Restate the entries word for word, omitting nothing.

[Records]

— START —

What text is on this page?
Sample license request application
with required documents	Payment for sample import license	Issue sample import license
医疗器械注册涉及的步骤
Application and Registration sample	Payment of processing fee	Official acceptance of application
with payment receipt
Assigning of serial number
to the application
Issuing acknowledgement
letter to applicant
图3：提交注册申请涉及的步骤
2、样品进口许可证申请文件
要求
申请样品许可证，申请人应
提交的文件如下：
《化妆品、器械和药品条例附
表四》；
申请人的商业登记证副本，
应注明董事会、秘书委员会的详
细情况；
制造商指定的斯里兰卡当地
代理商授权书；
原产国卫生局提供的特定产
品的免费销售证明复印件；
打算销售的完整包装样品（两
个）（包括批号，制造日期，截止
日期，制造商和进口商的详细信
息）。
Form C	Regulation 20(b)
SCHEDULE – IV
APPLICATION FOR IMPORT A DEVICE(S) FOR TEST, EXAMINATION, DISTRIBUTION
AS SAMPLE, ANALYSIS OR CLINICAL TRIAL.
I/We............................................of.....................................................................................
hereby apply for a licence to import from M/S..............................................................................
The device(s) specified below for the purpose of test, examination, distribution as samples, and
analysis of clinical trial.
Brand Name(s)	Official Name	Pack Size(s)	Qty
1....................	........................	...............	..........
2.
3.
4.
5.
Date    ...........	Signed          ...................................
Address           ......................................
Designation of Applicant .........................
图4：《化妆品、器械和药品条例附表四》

— END —

§ **Result of the task**
What text is on this page?
Sample license request application
with required documents	Payment for sample import license	Issue sample import license
医疗器械注册涉及的步骤
Application and Registration sample	Payment of processing fee	Official acceptance of application
with payment receipt
Assigning of serial number
to the application
Issuing acknowledgement
letter to applicant
图3：提交注册申请涉及的步骤
2、样品进口许可证申请文件
要求
申请样品许可证，申请人应
提交的文件如下：
《化妆品、器械和药品条例附
表四》；
申请人的商业登记证副本，
应注明董事会、秘书委员会的详
细情况；
制造商指定的斯里兰卡当地
代理商授权书；
原产国卫生局提供的特定产
品的免费销售证明复印件；
打算销售的完整包装样品（两
个）（包括批号，制造日期，截止
日期，制造商和进口商的详细信
息）。
Form C	Regulation 20(b)
SCHEDULE – IV
APPLICATION FOR IMPORT A DEVICE(S) FOR TEST, EXAMINATION, DISTRIBUTION
AS SAMPLE, ANALYSIS OR CLINICAL TRIAL.
I/We............................................of.....................................................................................
hereby apply for a licence to import from M/S..............................................................................
The device(s) specified below for the purpose of test, examination, distribution as samples, and
analysis of clinical trial.
Brand Name(s)	Official Name	Pack Size(s)	Qty
1....................	........................	...............	..........
2.
3.
4.
5.
Date    ...........	Signed          ...................................
Address           ......................................
Designation of Applicant .........................
图4：《化妆品、器械和药品条例附表四》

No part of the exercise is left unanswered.